(Raw records)
* * *

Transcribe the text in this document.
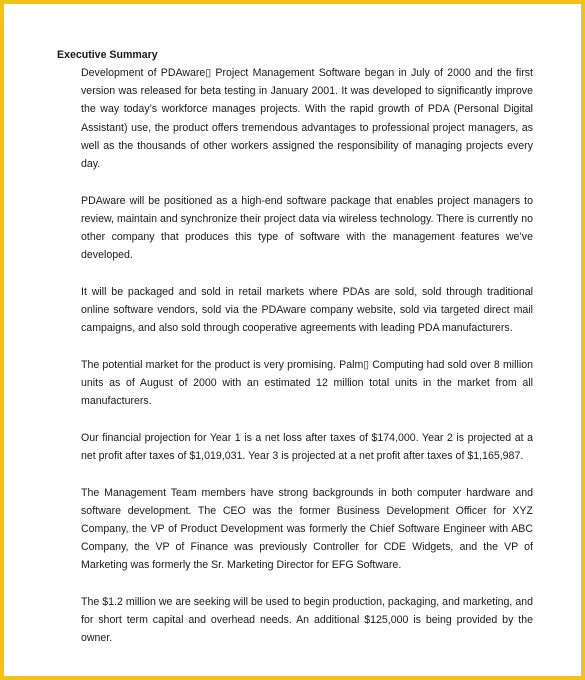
Executive Summary

Development of PDAware▯ Project Management Software began in July of 2000 and the first version was released for beta testing in January 2001. It was developed to significantly improve the way today’s workforce manages projects. With the rapid growth of PDA (Personal Digital Assistant) use, the product offers tremendous advantages to professional project managers, as well as the thousands of other workers assigned the responsibility of managing projects every day.

PDAware will be positioned as a high-end software package that enables project managers to review, maintain and synchronize their project data via wireless technology. There is currently no other company that produces this type of software with the management features we’ve developed.

It will be packaged and sold in retail markets where PDAs are sold, sold through traditional online software vendors, sold via the PDAware company website, sold via targeted direct mail campaigns, and also sold through cooperative agreements with leading PDA manufacturers.

The potential market for the product is very promising. Palm▯ Computing had sold over 8 million units as of August of 2000 with an estimated 12 million total units in the market from all manufacturers.

Our financial projection for Year 1 is a net loss after taxes of $174,000. Year 2 is projected at a net profit after taxes of $1,019,031. Year 3 is projected at a net profit after taxes of $1,165,987.

The Management Team members have strong backgrounds in both computer hardware and software development. The CEO was the former Business Development Officer for XYZ Company, the VP of Product Development was formerly the Chief Software Engineer with ABC Company, the VP of Finance was previously Controller for CDE Widgets, and the VP of Marketing was formerly the Sr. Marketing Director for EFG Software.

The $1.2 million we are seeking will be used to begin production, packaging, and marketing, and for short term capital and overhead needs. An additional $125,000 is being provided by the owner.
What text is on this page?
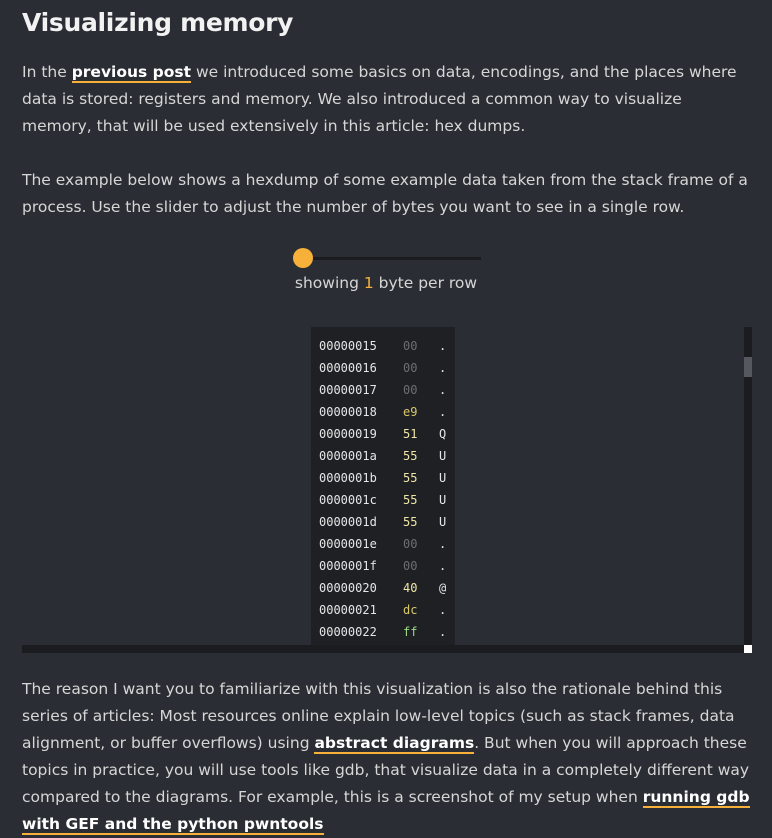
Visualizing memory

In the previous post we introduced some basics on data, encodings, and the places where data is stored: registers and memory. We also introduced a common way to visualize memory, that will be used extensively in this article: hex dumps.

The example below shows a hexdump of some example data taken from the stack frame of a process. Use the slider to adjust the number of bytes you want to see in a single row.

showing 1 byte per row
00000015 00 .
00000016 00 .
00000017 00 .
00000018 e9 .
00000019 51 Q
0000001a 55 U
0000001b 55 U
0000001c 55 U
0000001d 55 U
0000001e 00 .
0000001f 00 .
00000020 40 @
00000021 dc .
00000022 ff .

The reason I want you to familiarize with this visualization is also the rationale behind this series of articles: Most resources online explain low-level topics (such as stack frames, data alignment, or buffer overflows) using abstract diagrams. But when you will approach these topics in practice, you will use tools like gdb, that visualize data in a completely different way compared to the diagrams. For example, this is a screenshot of my setup when running gdb with GEF and the python pwntools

* * *

Task prompt: In the entries above, find lines with "from" and copy each.

Written response:
The potential market for the product is very promising. Palm▯ Computing had sold over 8 million units as of August of 2000 with an estimated 12 million total units in the market from all manufacturers.
The example below shows a hexdump of some example data taken from the stack frame of a process. Use the slider to adjust the number of bytes you want to see in a single row.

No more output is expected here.